Problem to solve:
All of the records listed below should be retyped exactly.

Records from a data source:
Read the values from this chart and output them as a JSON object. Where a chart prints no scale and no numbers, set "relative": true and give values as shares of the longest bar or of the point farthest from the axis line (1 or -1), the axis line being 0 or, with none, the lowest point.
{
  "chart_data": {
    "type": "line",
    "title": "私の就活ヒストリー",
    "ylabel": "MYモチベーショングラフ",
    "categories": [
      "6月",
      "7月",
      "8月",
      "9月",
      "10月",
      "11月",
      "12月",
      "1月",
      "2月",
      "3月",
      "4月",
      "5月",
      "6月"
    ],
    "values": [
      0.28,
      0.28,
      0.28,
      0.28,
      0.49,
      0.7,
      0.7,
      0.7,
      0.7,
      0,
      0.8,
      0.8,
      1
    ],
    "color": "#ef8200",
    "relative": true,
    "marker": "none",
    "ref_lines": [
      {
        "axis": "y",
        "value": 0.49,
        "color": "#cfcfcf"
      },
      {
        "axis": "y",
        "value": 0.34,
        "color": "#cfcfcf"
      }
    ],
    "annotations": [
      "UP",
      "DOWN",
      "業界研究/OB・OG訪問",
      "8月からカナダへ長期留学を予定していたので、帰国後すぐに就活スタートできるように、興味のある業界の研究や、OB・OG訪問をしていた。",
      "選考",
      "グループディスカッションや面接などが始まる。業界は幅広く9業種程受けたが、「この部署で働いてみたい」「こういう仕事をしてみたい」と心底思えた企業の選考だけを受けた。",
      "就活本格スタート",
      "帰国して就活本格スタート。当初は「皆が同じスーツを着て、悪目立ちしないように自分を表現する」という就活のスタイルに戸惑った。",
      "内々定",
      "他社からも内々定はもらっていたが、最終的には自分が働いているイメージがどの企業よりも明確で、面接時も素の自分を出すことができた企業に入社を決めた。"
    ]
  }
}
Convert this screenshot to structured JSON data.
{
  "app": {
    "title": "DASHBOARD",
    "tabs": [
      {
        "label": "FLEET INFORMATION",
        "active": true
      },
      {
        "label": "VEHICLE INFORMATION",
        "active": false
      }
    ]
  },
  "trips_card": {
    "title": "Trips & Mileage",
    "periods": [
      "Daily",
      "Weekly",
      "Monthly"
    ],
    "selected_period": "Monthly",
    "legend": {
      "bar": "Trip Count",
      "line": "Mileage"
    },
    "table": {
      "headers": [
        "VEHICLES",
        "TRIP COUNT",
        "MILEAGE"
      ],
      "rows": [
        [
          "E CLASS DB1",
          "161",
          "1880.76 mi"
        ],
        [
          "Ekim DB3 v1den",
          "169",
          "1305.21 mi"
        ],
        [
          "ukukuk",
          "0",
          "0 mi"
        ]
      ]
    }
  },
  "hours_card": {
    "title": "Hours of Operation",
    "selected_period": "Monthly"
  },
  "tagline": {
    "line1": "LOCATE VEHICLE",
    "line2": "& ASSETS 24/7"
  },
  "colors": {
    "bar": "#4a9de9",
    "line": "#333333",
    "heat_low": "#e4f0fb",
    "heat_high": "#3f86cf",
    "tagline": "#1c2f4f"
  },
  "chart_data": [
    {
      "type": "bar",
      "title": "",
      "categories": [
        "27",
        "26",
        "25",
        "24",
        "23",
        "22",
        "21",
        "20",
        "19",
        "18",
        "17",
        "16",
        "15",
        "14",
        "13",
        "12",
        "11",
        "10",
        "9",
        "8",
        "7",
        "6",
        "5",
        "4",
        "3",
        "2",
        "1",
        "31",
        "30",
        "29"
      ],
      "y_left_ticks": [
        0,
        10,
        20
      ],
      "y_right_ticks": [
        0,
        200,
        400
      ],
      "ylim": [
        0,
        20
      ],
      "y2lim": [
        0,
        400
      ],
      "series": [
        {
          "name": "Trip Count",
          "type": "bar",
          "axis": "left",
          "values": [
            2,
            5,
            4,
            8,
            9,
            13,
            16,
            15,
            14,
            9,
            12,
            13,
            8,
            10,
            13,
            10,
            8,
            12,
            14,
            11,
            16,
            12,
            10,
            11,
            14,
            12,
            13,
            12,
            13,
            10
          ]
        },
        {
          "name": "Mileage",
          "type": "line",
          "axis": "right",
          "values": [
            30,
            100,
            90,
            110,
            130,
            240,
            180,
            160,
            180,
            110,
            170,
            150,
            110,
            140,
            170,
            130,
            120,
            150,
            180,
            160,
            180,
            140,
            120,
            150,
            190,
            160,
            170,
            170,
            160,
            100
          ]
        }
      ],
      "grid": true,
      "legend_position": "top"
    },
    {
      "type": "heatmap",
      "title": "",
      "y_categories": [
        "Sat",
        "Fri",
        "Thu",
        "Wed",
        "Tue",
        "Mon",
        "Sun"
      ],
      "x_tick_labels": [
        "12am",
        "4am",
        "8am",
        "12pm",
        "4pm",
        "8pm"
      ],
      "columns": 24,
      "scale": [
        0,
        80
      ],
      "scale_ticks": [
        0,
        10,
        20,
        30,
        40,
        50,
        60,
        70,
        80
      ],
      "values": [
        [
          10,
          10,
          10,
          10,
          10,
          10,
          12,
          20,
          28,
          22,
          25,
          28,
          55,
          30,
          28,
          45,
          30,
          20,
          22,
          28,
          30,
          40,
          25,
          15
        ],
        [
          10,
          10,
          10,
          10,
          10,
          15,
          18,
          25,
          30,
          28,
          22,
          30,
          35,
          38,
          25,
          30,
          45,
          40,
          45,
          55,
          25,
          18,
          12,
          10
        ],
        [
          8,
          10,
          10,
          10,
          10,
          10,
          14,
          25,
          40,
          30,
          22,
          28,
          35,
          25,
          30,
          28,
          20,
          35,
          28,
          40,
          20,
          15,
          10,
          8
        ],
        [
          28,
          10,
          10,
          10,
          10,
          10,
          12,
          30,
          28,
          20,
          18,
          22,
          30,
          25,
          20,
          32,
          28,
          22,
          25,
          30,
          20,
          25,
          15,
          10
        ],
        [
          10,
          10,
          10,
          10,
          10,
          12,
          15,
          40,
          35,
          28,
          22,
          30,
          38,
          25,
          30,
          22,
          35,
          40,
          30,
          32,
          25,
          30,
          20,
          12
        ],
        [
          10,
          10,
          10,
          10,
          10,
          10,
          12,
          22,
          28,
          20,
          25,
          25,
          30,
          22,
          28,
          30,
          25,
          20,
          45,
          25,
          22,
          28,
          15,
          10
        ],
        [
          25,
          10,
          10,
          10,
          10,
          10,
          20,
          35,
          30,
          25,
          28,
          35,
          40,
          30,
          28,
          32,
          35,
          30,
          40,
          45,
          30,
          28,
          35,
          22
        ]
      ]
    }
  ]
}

Full output:
Read the values from this chart and output them as a JSON object. Where a chart prints no scale and no numbers, set "relative": true and give values as shares of the longest bar or of the point farthest from the axis line (1 or -1), the axis line being 0 or, with none, the lowest point.
{
  "chart_data": {
    "type": "line",
    "title": "私の就活ヒストリー",
    "ylabel": "MYモチベーショングラフ",
    "categories": [
      "6月",
      "7月",
      "8月",
      "9月",
      "10月",
      "11月",
      "12月",
      "1月",
      "2月",
      "3月",
      "4月",
      "5月",
      "6月"
    ],
    "values": [
      0.28,
      0.28,
      0.28,
      0.28,
      0.49,
      0.7,
      0.7,
      0.7,
      0.7,
      0,
      0.8,
      0.8,
      1
    ],
    "color": "#ef8200",
    "relative": true,
    "marker": "none",
    "ref_lines": [
      {
        "axis": "y",
        "value": 0.49,
        "color": "#cfcfcf"
      },
      {
        "axis": "y",
        "value": 0.34,
        "color": "#cfcfcf"
      }
    ],
    "annotations": [
      "UP",
      "DOWN",
      "業界研究/OB・OG訪問",
      "8月からカナダへ長期留学を予定していたので、帰国後すぐに就活スタートできるように、興味のある業界の研究や、OB・OG訪問をしていた。",
      "選考",
      "グループディスカッションや面接などが始まる。業界は幅広く9業種程受けたが、「この部署で働いてみたい」「こういう仕事をしてみたい」と心底思えた企業の選考だけを受けた。",
      "就活本格スタート",
      "帰国して就活本格スタート。当初は「皆が同じスーツを着て、悪目立ちしないように自分を表現する」という就活のスタイルに戸惑った。",
      "内々定",
      "他社からも内々定はもらっていたが、最終的には自分が働いているイメージがどの企業よりも明確で、面接時も素の自分を出すことができた企業に入社を決めた。"
    ]
  }
}
Convert this screenshot to structured JSON data.
{
  "app": {
    "title": "DASHBOARD",
    "tabs": [
      {
        "label": "FLEET INFORMATION",
        "active": true
      },
      {
        "label": "VEHICLE INFORMATION",
        "active": false
      }
    ]
  },
  "trips_card": {
    "title": "Trips & Mileage",
    "periods": [
      "Daily",
      "Weekly",
      "Monthly"
    ],
    "selected_period": "Monthly",
    "legend": {
      "bar": "Trip Count",
      "line": "Mileage"
    },
    "table": {
      "headers": [
        "VEHICLES",
        "TRIP COUNT",
        "MILEAGE"
      ],
      "rows": [
        [
          "E CLASS DB1",
          "161",
          "1880.76 mi"
        ],
        [
          "Ekim DB3 v1den",
          "169",
          "1305.21 mi"
        ],
        [
          "ukukuk",
          "0",
          "0 mi"
        ]
      ]
    }
  },
  "hours_card": {
    "title": "Hours of Operation",
    "selected_period": "Monthly"
  },
  "tagline": {
    "line1": "LOCATE VEHICLE",
    "line2": "& ASSETS 24/7"
  },
  "colors": {
    "bar": "#4a9de9",
    "line": "#333333",
    "heat_low": "#e4f0fb",
    "heat_high": "#3f86cf",
    "tagline": "#1c2f4f"
  },
  "chart_data": [
    {
      "type": "bar",
      "title": "",
      "categories": [
        "27",
        "26",
        "25",
        "24",
        "23",
        "22",
        "21",
        "20",
        "19",
        "18",
        "17",
        "16",
        "15",
        "14",
        "13",
        "12",
        "11",
        "10",
        "9",
        "8",
        "7",
        "6",
        "5",
        "4",
        "3",
        "2",
        "1",
        "31",
        "30",
        "29"
      ],
      "y_left_ticks": [
        0,
        10,
        20
      ],
      "y_right_ticks": [
        0,
        200,
        400
      ],
      "ylim": [
        0,
        20
      ],
      "y2lim": [
        0,
        400
      ],
      "series": [
        {
          "name": "Trip Count",
          "type": "bar",
          "axis": "left",
          "values": [
            2,
            5,
            4,
            8,
            9,
            13,
            16,
            15,
            14,
            9,
            12,
            13,
            8,
            10,
            13,
            10,
            8,
            12,
            14,
            11,
            16,
            12,
            10,
            11,
            14,
            12,
            13,
            12,
            13,
            10
          ]
        },
        {
          "name": "Mileage",
          "type": "line",
          "axis": "right",
          "values": [
            30,
            100,
            90,
            110,
            130,
            240,
            180,
            160,
            180,
            110,
            170,
            150,
            110,
            140,
            170,
            130,
            120,
            150,
            180,
            160,
            180,
            140,
            120,
            150,
            190,
            160,
            170,
            170,
            160,
            100
          ]
        }
      ],
      "grid": true,
      "legend_position": "top"
    },
    {
      "type": "heatmap",
      "title": "",
      "y_categories": [
        "Sat",
        "Fri",
        "Thu",
        "Wed",
        "Tue",
        "Mon",
        "Sun"
      ],
      "x_tick_labels": [
        "12am",
        "4am",
        "8am",
        "12pm",
        "4pm",
        "8pm"
      ],
      "columns": 24,
      "scale": [
        0,
        80
      ],
      "scale_ticks": [
        0,
        10,
        20,
        30,
        40,
        50,
        60,
        70,
        80
      ],
      "values": [
        [
          10,
          10,
          10,
          10,
          10,
          10,
          12,
          20,
          28,
          22,
          25,
          28,
          55,
          30,
          28,
          45,
          30,
          20,
          22,
          28,
          30,
          40,
          25,
          15
        ],
        [
          10,
          10,
          10,
          10,
          10,
          15,
          18,
          25,
          30,
          28,
          22,
          30,
          35,
          38,
          25,
          30,
          45,
          40,
          45,
          55,
          25,
          18,
          12,
          10
        ],
        [
          8,
          10,
          10,
          10,
          10,
          10,
          14,
          25,
          40,
          30,
          22,
          28,
          35,
          25,
          30,
          28,
          20,
          35,
          28,
          40,
          20,
          15,
          10,
          8
        ],
        [
          28,
          10,
          10,
          10,
          10,
          10,
          12,
          30,
          28,
          20,
          18,
          22,
          30,
          25,
          20,
          32,
          28,
          22,
          25,
          30,
          20,
          25,
          15,
          10
        ],
        [
          10,
          10,
          10,
          10,
          10,
          12,
          15,
          40,
          35,
          28,
          22,
          30,
          38,
          25,
          30,
          22,
          35,
          40,
          30,
          32,
          25,
          30,
          20,
          12
        ],
        [
          10,
          10,
          10,
          10,
          10,
          10,
          12,
          22,
          28,
          20,
          25,
          25,
          30,
          22,
          28,
          30,
          25,
          20,
          45,
          25,
          22,
          28,
          15,
          10
        ],
        [
          25,
          10,
          10,
          10,
          10,
          10,
          20,
          35,
          30,
          25,
          28,
          35,
          40,
          30,
          28,
          32,
          35,
          30,
          40,
          45,
          30,
          28,
          35,
          22
        ]
      ]
    }
  ]
}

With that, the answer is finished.